→ TASK TO COMPLETE: Produce a word-for-word copy of the listing below without its pictures.

* START SUPPLIED ENTRIES *

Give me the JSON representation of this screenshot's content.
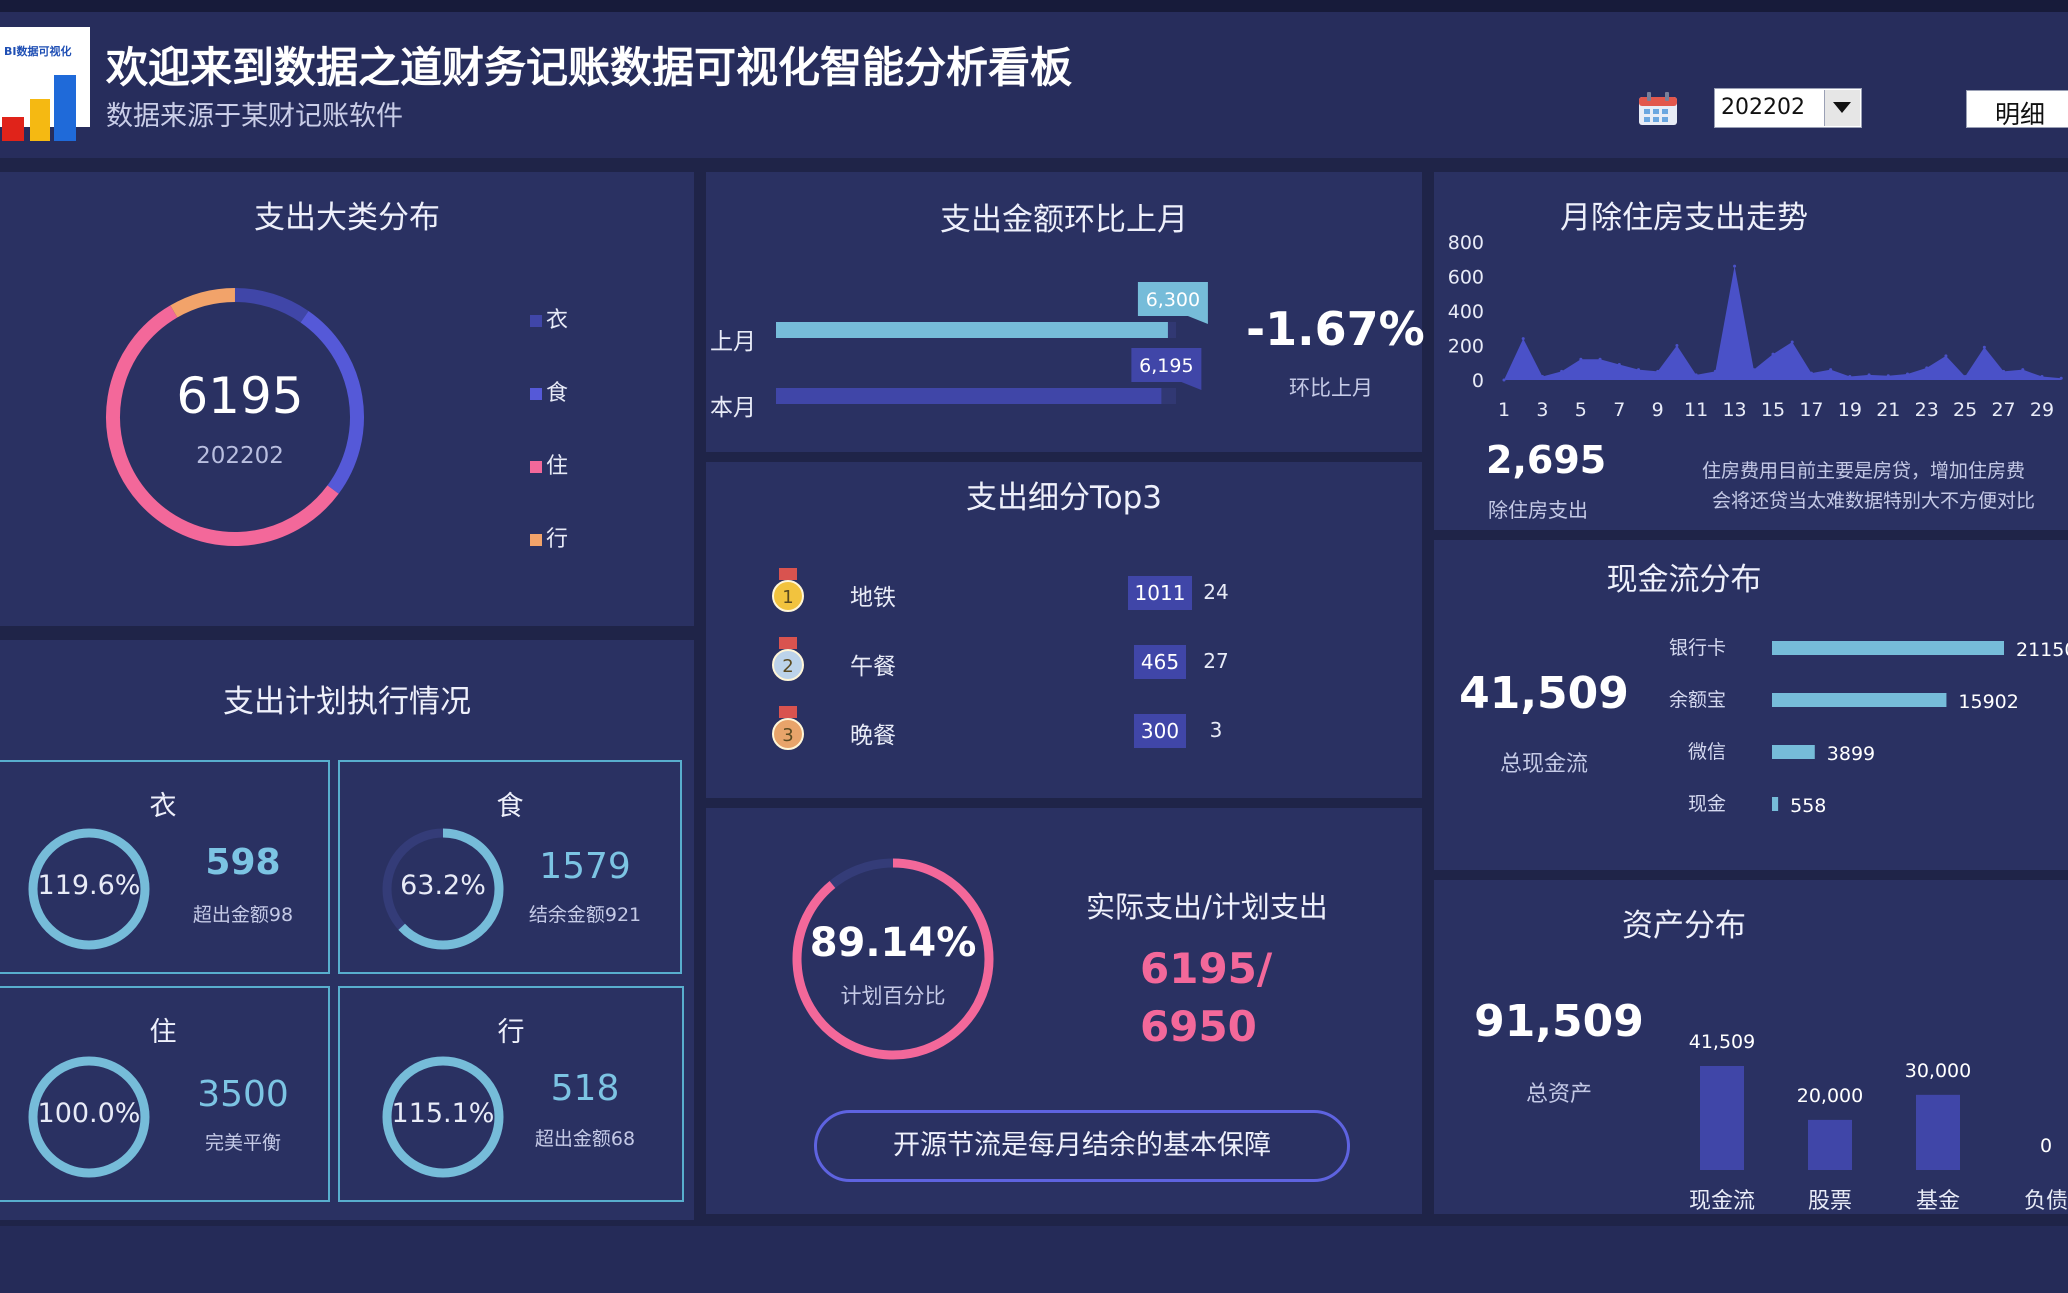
{
  "header": {
    "logo_text": "BI数据可视化",
    "title": "欢迎来到数据之道财务记账数据可视化智能分析看板",
    "subtitle": "数据来源于某财记账软件",
    "period_select": "202202",
    "detail_button": "明细"
  },
  "category": {
    "title": "支出大类分布",
    "total": "6195",
    "period": "202202",
    "legend": [
      "衣",
      "食",
      "住",
      "行"
    ],
    "colors": {
      "衣": "#4046a8",
      "食": "#5559d8",
      "住": "#f3689a",
      "行": "#f2a36a"
    }
  },
  "mom": {
    "title": "支出金额环比上月",
    "last_label": "上月",
    "this_label": "本月",
    "last_value_text": "6,300",
    "this_value_text": "6,195",
    "last_value": 6300,
    "this_value": 6195,
    "change": "-1.67%",
    "change_label": "环比上月"
  },
  "trend": {
    "title": "月除住房支出走势",
    "stat_value": "2,695",
    "stat_label": "除住房支出",
    "note_line1": "住房费用目前主要是房贷，增加住房费",
    "note_line2": "会将还贷当太难数据特别大不方便对比"
  },
  "top3": {
    "title": "支出细分Top3",
    "items": [
      {
        "rank": "1",
        "name": "地铁",
        "amount": "1011",
        "count": "24"
      },
      {
        "rank": "2",
        "name": "午餐",
        "amount": "465",
        "count": "27"
      },
      {
        "rank": "3",
        "name": "晚餐",
        "amount": "300",
        "count": "3"
      }
    ]
  },
  "cashflow": {
    "title": "现金流分布",
    "total": "41,509",
    "total_label": "总现金流"
  },
  "plan": {
    "title": "支出计划执行情况",
    "tiles": [
      {
        "name": "衣",
        "percent_text": "119.6%",
        "value": "598",
        "sub": "超出金额98"
      },
      {
        "name": "食",
        "percent_text": "63.2%",
        "value": "1579",
        "sub": "结余金额921"
      },
      {
        "name": "住",
        "percent_text": "100.0%",
        "value": "3500",
        "sub": "完美平衡"
      },
      {
        "name": "行",
        "percent_text": "115.1%",
        "value": "518",
        "sub": "超出金额68"
      }
    ]
  },
  "ratio": {
    "percent_text": "89.14%",
    "percent_label": "计划百分比",
    "heading": "实际支出/计划支出",
    "line1": "6195/",
    "line2": "6950",
    "slogan": "开源节流是每月结余的基本保障"
  },
  "assets": {
    "title": "资产分布",
    "total": "91,509",
    "total_label": "总资产"
  },
  "chart_data": [
    {
      "type": "pie",
      "title": "支出大类分布",
      "categories": [
        "衣",
        "食",
        "住",
        "行"
      ],
      "values": [
        598,
        1579,
        3500,
        518
      ]
    },
    {
      "type": "bar",
      "title": "支出金额环比上月",
      "categories": [
        "上月",
        "本月"
      ],
      "values": [
        6300,
        6195
      ]
    },
    {
      "type": "area",
      "title": "月除住房支出走势",
      "x": [
        1,
        2,
        3,
        4,
        5,
        6,
        7,
        8,
        9,
        10,
        11,
        12,
        13,
        14,
        15,
        16,
        17,
        18,
        19,
        20,
        21,
        22,
        23,
        24,
        25,
        26,
        27,
        28,
        29,
        30
      ],
      "values": [
        0,
        240,
        20,
        50,
        120,
        120,
        90,
        60,
        50,
        200,
        30,
        50,
        660,
        60,
        150,
        220,
        40,
        60,
        20,
        30,
        25,
        35,
        70,
        140,
        20,
        190,
        50,
        60,
        20,
        10
      ],
      "ylim": [
        0,
        800
      ],
      "yticks": [
        0,
        200,
        400,
        600,
        800
      ],
      "xticks": [
        1,
        3,
        5,
        7,
        9,
        11,
        13,
        15,
        17,
        19,
        21,
        23,
        25,
        27,
        29
      ],
      "color": "#4a51c8"
    },
    {
      "type": "bar",
      "title": "现金流分布",
      "orientation": "horizontal",
      "categories": [
        "银行卡",
        "余额宝",
        "微信",
        "现金"
      ],
      "values": [
        21150,
        15902,
        3899,
        558
      ],
      "color": "#76bcd9"
    },
    {
      "type": "bar",
      "title": "资产分布",
      "categories": [
        "现金流",
        "股票",
        "基金",
        "负债"
      ],
      "values": [
        41509,
        20000,
        30000,
        0
      ],
      "value_labels": [
        "41,509",
        "20,000",
        "30,000",
        "0"
      ],
      "color": "#4046a8"
    },
    {
      "type": "pie",
      "title": "计划百分比",
      "values": [
        89.14
      ],
      "max": 100
    }
  ]
}
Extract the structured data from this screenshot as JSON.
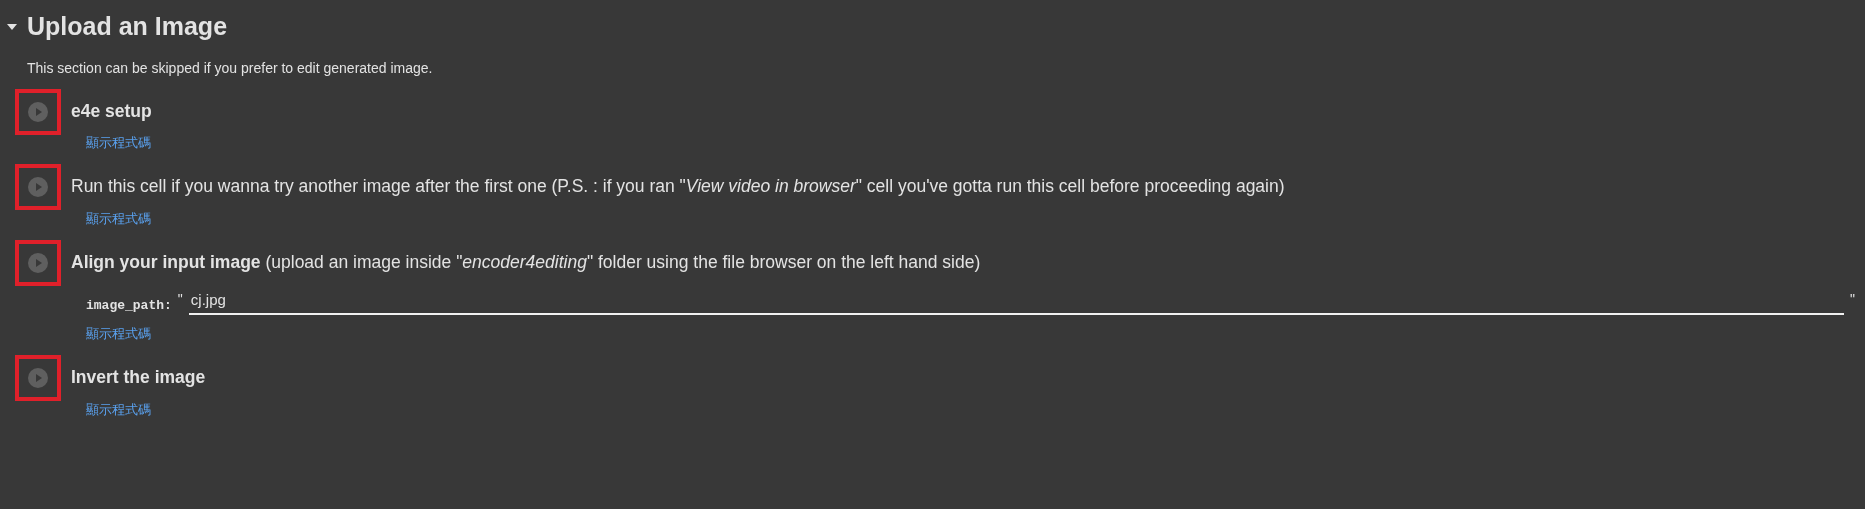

* END SUPPLIED ENTRIES *

→ EXPECTED ANSWER:
Give me the JSON representation of this screenshot's content.
{
  "header": {
    "logo_text": "BI数据可视化",
    "title": "欢迎来到数据之道财务记账数据可视化智能分析看板",
    "subtitle": "数据来源于某财记账软件",
    "period_select": "202202",
    "detail_button": "明细"
  },
  "category": {
    "title": "支出大类分布",
    "total": "6195",
    "period": "202202",
    "legend": [
      "衣",
      "食",
      "住",
      "行"
    ],
    "colors": {
      "衣": "#4046a8",
      "食": "#5559d8",
      "住": "#f3689a",
      "行": "#f2a36a"
    }
  },
  "mom": {
    "title": "支出金额环比上月",
    "last_label": "上月",
    "this_label": "本月",
    "last_value_text": "6,300",
    "this_value_text": "6,195",
    "last_value": 6300,
    "this_value": 6195,
    "change": "-1.67%",
    "change_label": "环比上月"
  },
  "trend": {
    "title": "月除住房支出走势",
    "stat_value": "2,695",
    "stat_label": "除住房支出",
    "note_line1": "住房费用目前主要是房贷，增加住房费",
    "note_line2": "会将还贷当太难数据特别大不方便对比"
  },
  "top3": {
    "title": "支出细分Top3",
    "items": [
      {
        "rank": "1",
        "name": "地铁",
        "amount": "1011",
        "count": "24"
      },
      {
        "rank": "2",
        "name": "午餐",
        "amount": "465",
        "count": "27"
      },
      {
        "rank": "3",
        "name": "晚餐",
        "amount": "300",
        "count": "3"
      }
    ]
  },
  "cashflow": {
    "title": "现金流分布",
    "total": "41,509",
    "total_label": "总现金流"
  },
  "plan": {
    "title": "支出计划执行情况",
    "tiles": [
      {
        "name": "衣",
        "percent_text": "119.6%",
        "value": "598",
        "sub": "超出金额98"
      },
      {
        "name": "食",
        "percent_text": "63.2%",
        "value": "1579",
        "sub": "结余金额921"
      },
      {
        "name": "住",
        "percent_text": "100.0%",
        "value": "3500",
        "sub": "完美平衡"
      },
      {
        "name": "行",
        "percent_text": "115.1%",
        "value": "518",
        "sub": "超出金额68"
      }
    ]
  },
  "ratio": {
    "percent_text": "89.14%",
    "percent_label": "计划百分比",
    "heading": "实际支出/计划支出",
    "line1": "6195/",
    "line2": "6950",
    "slogan": "开源节流是每月结余的基本保障"
  },
  "assets": {
    "title": "资产分布",
    "total": "91,509",
    "total_label": "总资产"
  },
  "chart_data": [
    {
      "type": "pie",
      "title": "支出大类分布",
      "categories": [
        "衣",
        "食",
        "住",
        "行"
      ],
      "values": [
        598,
        1579,
        3500,
        518
      ]
    },
    {
      "type": "bar",
      "title": "支出金额环比上月",
      "categories": [
        "上月",
        "本月"
      ],
      "values": [
        6300,
        6195
      ]
    },
    {
      "type": "area",
      "title": "月除住房支出走势",
      "x": [
        1,
        2,
        3,
        4,
        5,
        6,
        7,
        8,
        9,
        10,
        11,
        12,
        13,
        14,
        15,
        16,
        17,
        18,
        19,
        20,
        21,
        22,
        23,
        24,
        25,
        26,
        27,
        28,
        29,
        30
      ],
      "values": [
        0,
        240,
        20,
        50,
        120,
        120,
        90,
        60,
        50,
        200,
        30,
        50,
        660,
        60,
        150,
        220,
        40,
        60,
        20,
        30,
        25,
        35,
        70,
        140,
        20,
        190,
        50,
        60,
        20,
        10
      ],
      "ylim": [
        0,
        800
      ],
      "yticks": [
        0,
        200,
        400,
        600,
        800
      ],
      "xticks": [
        1,
        3,
        5,
        7,
        9,
        11,
        13,
        15,
        17,
        19,
        21,
        23,
        25,
        27,
        29
      ],
      "color": "#4a51c8"
    },
    {
      "type": "bar",
      "title": "现金流分布",
      "orientation": "horizontal",
      "categories": [
        "银行卡",
        "余额宝",
        "微信",
        "现金"
      ],
      "values": [
        21150,
        15902,
        3899,
        558
      ],
      "color": "#76bcd9"
    },
    {
      "type": "bar",
      "title": "资产分布",
      "categories": [
        "现金流",
        "股票",
        "基金",
        "负债"
      ],
      "values": [
        41509,
        20000,
        30000,
        0
      ],
      "value_labels": [
        "41,509",
        "20,000",
        "30,000",
        "0"
      ],
      "color": "#4046a8"
    },
    {
      "type": "pie",
      "title": "计划百分比",
      "values": [
        89.14
      ],
      "max": 100
    }
  ]
}
Extract the structured data from this screenshot as JSON.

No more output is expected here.